> [WRITTEN REQUEST]:
Scan the records and identify every line in which the string "lessons" occurs, then return those lines.

> [MATERIAL FOR THIS TASK]:
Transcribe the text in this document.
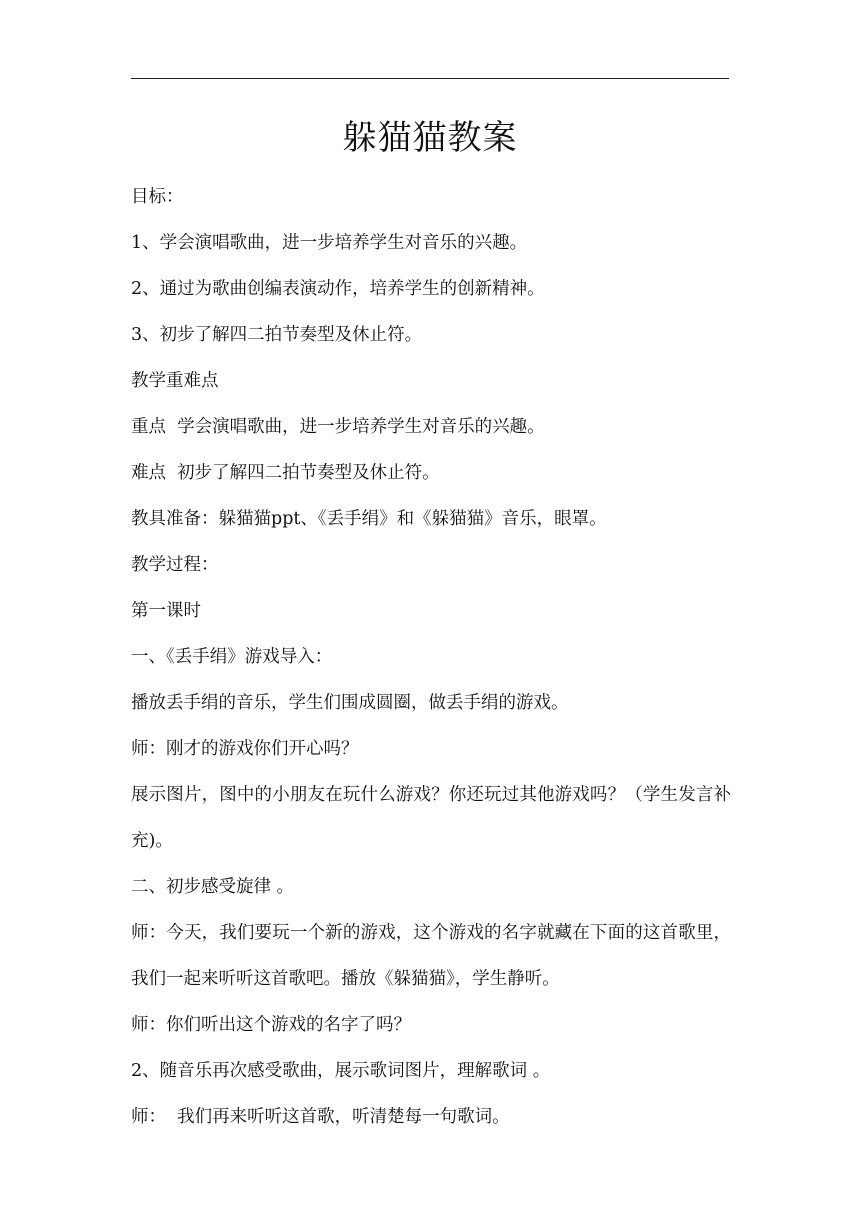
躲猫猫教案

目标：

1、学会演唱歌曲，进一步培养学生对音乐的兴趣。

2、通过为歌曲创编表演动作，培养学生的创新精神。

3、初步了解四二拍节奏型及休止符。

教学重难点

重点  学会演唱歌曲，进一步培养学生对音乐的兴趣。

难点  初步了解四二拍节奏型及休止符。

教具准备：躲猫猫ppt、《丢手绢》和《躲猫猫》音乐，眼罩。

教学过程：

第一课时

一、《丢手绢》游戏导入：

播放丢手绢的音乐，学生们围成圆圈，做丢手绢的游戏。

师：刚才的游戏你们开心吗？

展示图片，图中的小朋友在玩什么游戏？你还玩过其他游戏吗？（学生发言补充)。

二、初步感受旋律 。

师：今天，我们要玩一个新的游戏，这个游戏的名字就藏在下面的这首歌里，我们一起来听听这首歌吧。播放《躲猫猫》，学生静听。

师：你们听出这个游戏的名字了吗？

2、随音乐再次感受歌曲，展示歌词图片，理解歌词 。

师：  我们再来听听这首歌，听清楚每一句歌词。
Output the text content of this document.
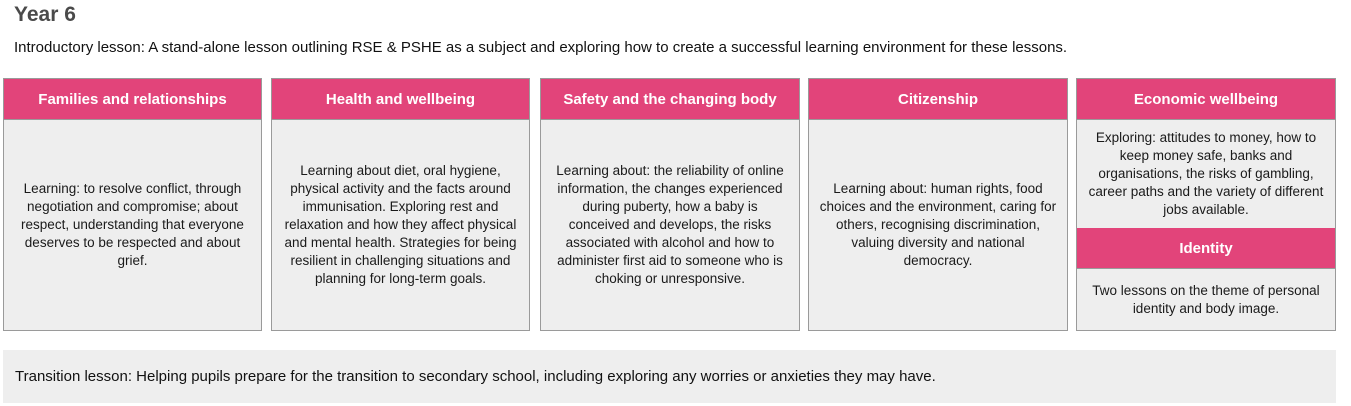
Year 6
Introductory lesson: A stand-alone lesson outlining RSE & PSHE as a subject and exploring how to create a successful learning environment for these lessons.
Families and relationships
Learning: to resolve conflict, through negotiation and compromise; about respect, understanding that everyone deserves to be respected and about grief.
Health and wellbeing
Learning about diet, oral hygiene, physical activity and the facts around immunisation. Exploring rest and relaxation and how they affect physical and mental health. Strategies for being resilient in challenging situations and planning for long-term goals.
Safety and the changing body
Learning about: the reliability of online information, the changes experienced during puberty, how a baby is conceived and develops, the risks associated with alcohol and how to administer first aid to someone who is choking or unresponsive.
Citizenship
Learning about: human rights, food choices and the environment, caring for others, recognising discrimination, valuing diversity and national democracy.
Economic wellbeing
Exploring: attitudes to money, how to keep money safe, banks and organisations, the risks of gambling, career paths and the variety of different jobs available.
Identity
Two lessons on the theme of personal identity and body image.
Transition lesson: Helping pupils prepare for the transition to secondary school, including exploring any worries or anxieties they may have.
...
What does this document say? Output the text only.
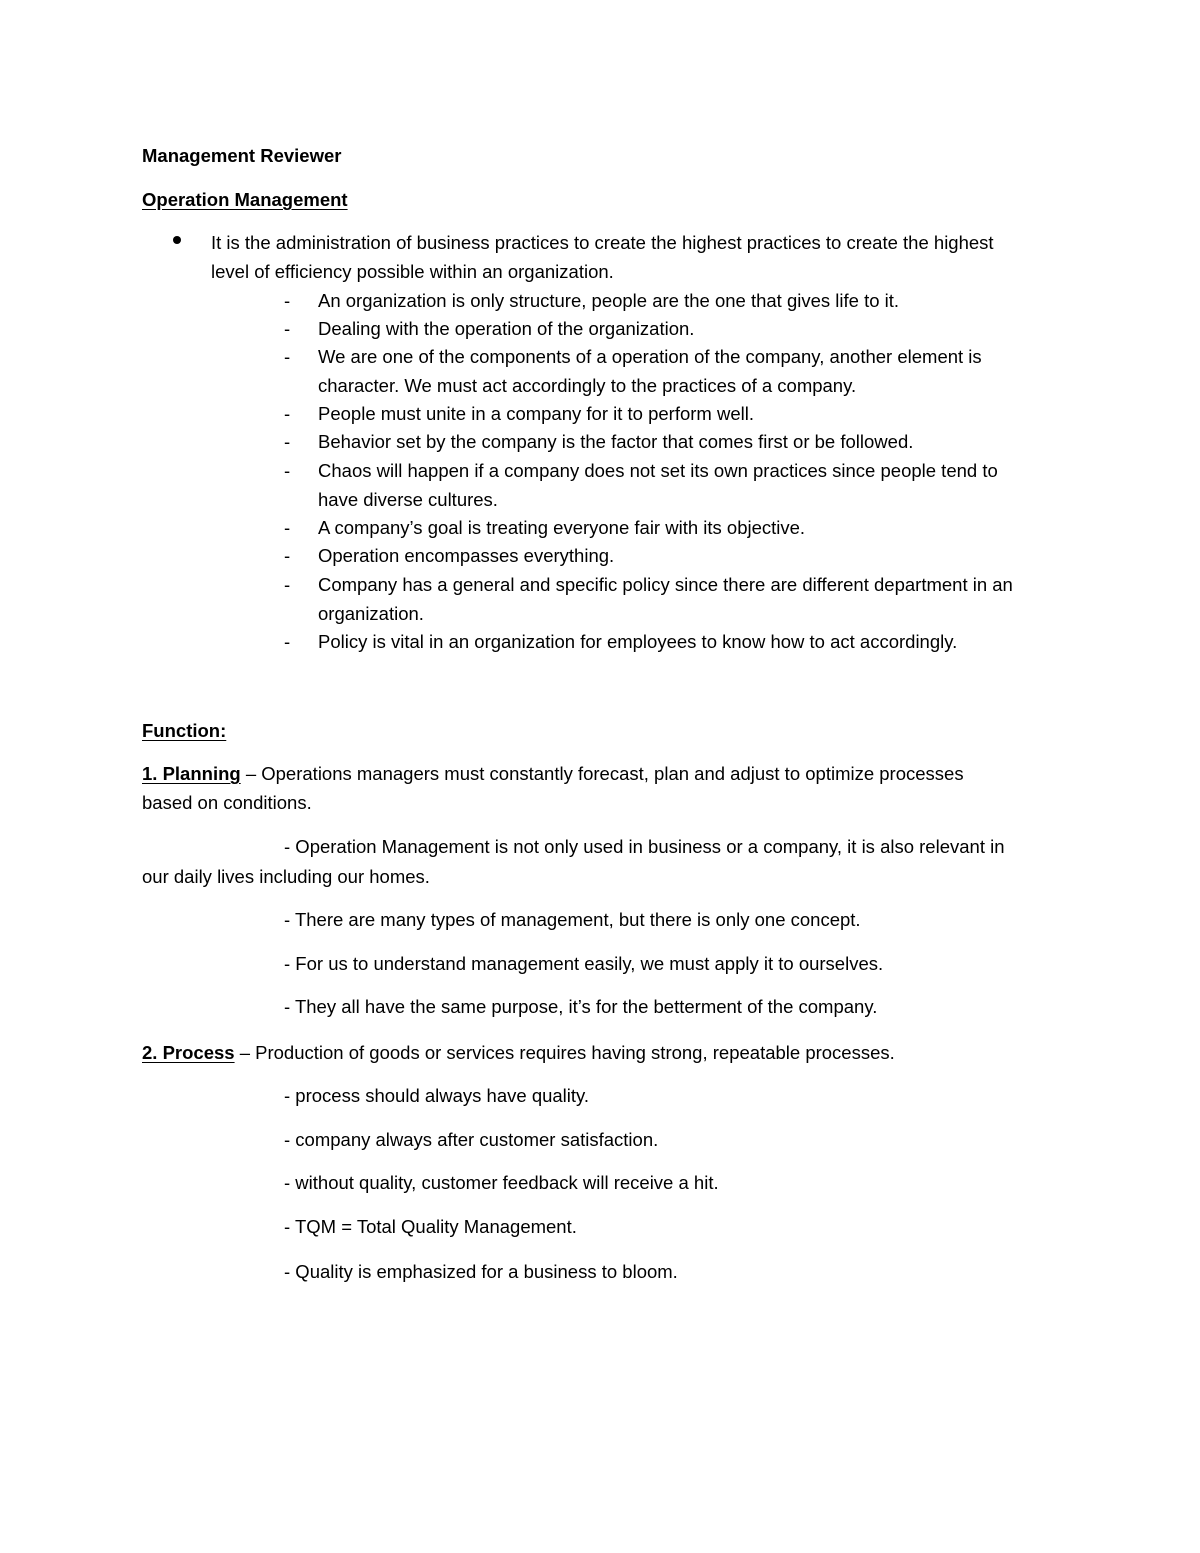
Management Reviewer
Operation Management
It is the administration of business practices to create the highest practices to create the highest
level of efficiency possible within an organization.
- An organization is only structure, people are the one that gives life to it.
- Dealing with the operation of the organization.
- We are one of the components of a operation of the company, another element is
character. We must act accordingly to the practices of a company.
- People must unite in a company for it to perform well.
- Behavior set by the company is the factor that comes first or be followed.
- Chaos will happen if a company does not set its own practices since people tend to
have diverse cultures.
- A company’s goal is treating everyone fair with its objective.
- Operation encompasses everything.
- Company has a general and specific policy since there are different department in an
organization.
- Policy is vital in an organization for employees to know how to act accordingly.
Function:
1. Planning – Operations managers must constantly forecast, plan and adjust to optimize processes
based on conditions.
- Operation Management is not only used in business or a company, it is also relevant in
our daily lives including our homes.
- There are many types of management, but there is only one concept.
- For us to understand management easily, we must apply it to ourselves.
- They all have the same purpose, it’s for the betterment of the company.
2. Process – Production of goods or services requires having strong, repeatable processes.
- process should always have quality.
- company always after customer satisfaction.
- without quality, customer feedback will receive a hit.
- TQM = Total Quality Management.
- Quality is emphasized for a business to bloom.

> [SOLUTION]:
Introductory lesson: A stand-alone lesson outlining RSE & PSHE as a subject and exploring how to create a successful learning environment for these lessons.
Two lessons on the theme of personal identity and body image.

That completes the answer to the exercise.